- EXERCISE
Lay out all the rows below as a JSON list of strings, one string per line, with blank lines omitted.

-------- DATA --------

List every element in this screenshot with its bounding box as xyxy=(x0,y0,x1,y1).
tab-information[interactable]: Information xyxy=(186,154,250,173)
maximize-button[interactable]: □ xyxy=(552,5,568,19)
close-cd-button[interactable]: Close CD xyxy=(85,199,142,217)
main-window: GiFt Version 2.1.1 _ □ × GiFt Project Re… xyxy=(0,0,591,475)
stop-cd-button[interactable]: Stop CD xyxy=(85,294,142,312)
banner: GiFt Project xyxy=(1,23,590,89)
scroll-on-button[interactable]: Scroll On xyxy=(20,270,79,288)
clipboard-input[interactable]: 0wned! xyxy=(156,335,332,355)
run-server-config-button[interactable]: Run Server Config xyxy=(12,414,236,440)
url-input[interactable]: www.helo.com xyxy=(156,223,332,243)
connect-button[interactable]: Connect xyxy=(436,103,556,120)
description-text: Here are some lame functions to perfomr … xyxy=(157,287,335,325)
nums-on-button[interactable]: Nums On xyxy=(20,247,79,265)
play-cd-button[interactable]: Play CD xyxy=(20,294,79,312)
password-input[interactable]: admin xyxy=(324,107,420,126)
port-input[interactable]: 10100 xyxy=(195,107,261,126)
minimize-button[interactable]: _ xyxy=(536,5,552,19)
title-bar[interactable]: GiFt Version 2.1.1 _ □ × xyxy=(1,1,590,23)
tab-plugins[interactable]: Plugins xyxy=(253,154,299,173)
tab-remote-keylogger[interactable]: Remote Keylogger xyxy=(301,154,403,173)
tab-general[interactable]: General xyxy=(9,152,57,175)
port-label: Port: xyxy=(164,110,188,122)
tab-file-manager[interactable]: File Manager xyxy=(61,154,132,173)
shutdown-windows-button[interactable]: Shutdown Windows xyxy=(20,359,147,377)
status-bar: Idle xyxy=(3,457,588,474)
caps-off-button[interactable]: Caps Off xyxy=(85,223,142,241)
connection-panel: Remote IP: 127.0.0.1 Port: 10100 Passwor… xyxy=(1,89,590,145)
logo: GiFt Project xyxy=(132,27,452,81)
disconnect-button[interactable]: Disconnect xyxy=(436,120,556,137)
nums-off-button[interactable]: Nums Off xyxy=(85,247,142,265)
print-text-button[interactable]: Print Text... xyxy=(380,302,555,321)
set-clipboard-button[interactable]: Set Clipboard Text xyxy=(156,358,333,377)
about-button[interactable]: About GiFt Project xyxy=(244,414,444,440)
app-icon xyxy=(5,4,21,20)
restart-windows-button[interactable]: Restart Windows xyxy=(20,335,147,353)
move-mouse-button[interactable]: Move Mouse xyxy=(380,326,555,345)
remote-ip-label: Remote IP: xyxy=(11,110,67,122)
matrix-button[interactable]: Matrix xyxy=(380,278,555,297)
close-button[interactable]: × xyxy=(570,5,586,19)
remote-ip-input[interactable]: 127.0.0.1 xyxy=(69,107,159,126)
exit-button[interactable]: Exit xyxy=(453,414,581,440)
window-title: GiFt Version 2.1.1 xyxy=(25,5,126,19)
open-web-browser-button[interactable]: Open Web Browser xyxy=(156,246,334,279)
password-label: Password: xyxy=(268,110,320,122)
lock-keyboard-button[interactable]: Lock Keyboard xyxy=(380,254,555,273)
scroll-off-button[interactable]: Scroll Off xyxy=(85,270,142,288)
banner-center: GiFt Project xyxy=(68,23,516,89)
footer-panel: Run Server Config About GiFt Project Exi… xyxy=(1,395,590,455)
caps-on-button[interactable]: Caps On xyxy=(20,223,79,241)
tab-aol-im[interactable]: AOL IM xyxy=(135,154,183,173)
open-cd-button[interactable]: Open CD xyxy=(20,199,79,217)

--------

- RESULT OF THIS EXERCISE
[
  "List every element in this screenshot with its bounding box as xyxy=(x0,y0,x1,y1).",
  "tab-information[interactable]: Information xyxy=(186,154,250,173)",
  "maximize-button[interactable]: □ xyxy=(552,5,568,19)",
  "close-cd-button[interactable]: Close CD xyxy=(85,199,142,217)",
  "main-window: GiFt Version 2.1.1 _ □ × GiFt Project Re… xyxy=(0,0,591,475)",
  "stop-cd-button[interactable]: Stop CD xyxy=(85,294,142,312)",
  "banner: GiFt Project xyxy=(1,23,590,89)",
  "scroll-on-button[interactable]: Scroll On xyxy=(20,270,79,288)",
  "clipboard-input[interactable]: 0wned! xyxy=(156,335,332,355)",
  "run-server-config-button[interactable]: Run Server Config xyxy=(12,414,236,440)",
  "url-input[interactable]: www.helo.com xyxy=(156,223,332,243)",
  "connect-button[interactable]: Connect xyxy=(436,103,556,120)",
  "description-text: Here are some lame functions to perfomr … xyxy=(157,287,335,325)",
  "nums-on-button[interactable]: Nums On xyxy=(20,247,79,265)",
  "play-cd-button[interactable]: Play CD xyxy=(20,294,79,312)",
  "password-input[interactable]: admin xyxy=(324,107,420,126)",
  "port-input[interactable]: 10100 xyxy=(195,107,261,126)",
  "minimize-button[interactable]: _ xyxy=(536,5,552,19)",
  "title-bar[interactable]: GiFt Version 2.1.1 _ □ × xyxy=(1,1,590,23)",
  "tab-plugins[interactable]: Plugins xyxy=(253,154,299,173)",
  "tab-remote-keylogger[interactable]: Remote Keylogger xyxy=(301,154,403,173)",
  "tab-general[interactable]: General xyxy=(9,152,57,175)",
  "port-label: Port: xyxy=(164,110,188,122)",
  "tab-file-manager[interactable]: File Manager xyxy=(61,154,132,173)",
  "shutdown-windows-button[interactable]: Shutdown Windows xyxy=(20,359,147,377)",
  "status-bar: Idle xyxy=(3,457,588,474)",
  "caps-off-button[interactable]: Caps Off xyxy=(85,223,142,241)",
  "connection-panel: Remote IP: 127.0.0.1 Port: 10100 Passwor… xyxy=(1,89,590,145)",
  "logo: GiFt Project xyxy=(132,27,452,81)",
  "disconnect-button[interactable]: Disconnect xyxy=(436,120,556,137)",
  "nums-off-button[interactable]: Nums Off xyxy=(85,247,142,265)",
  "print-text-button[interactable]: Print Text... xyxy=(380,302,555,321)",
  "set-clipboard-button[interactable]: Set Clipboard Text xyxy=(156,358,333,377)",
  "about-button[interactable]: About GiFt Project xyxy=(244,414,444,440)",
  "app-icon xyxy=(5,4,21,20)",
  "restart-windows-button[interactable]: Restart Windows xyxy=(20,335,147,353)",
  "move-mouse-button[interactable]: Move Mouse xyxy=(380,326,555,345)",
  "remote-ip-label: Remote IP: xyxy=(11,110,67,122)",
  "matrix-button[interactable]: Matrix xyxy=(380,278,555,297)",
  "close-button[interactable]: × xyxy=(570,5,586,19)",
  "remote-ip-input[interactable]: 127.0.0.1 xyxy=(69,107,159,126)",
  "exit-button[interactable]: Exit xyxy=(453,414,581,440)",
  "window-title: GiFt Version 2.1.1 xyxy=(25,5,126,19)",
  "open-web-browser-button[interactable]: Open Web Browser xyxy=(156,246,334,279)",
  "password-label: Password: xyxy=(268,110,320,122)",
  "lock-keyboard-button[interactable]: Lock Keyboard xyxy=(380,254,555,273)",
  "scroll-off-button[interactable]: Scroll Off xyxy=(85,270,142,288)",
  "banner-center: GiFt Project xyxy=(68,23,516,89)",
  "footer-panel: Run Server Config About GiFt Project Exi… xyxy=(1,395,590,455)",
  "caps-on-button[interactable]: Caps On xyxy=(20,223,79,241)",
  "tab-aol-im[interactable]: AOL IM xyxy=(135,154,183,173)",
  "open-cd-button[interactable]: Open CD xyxy=(20,199,79,217)"
]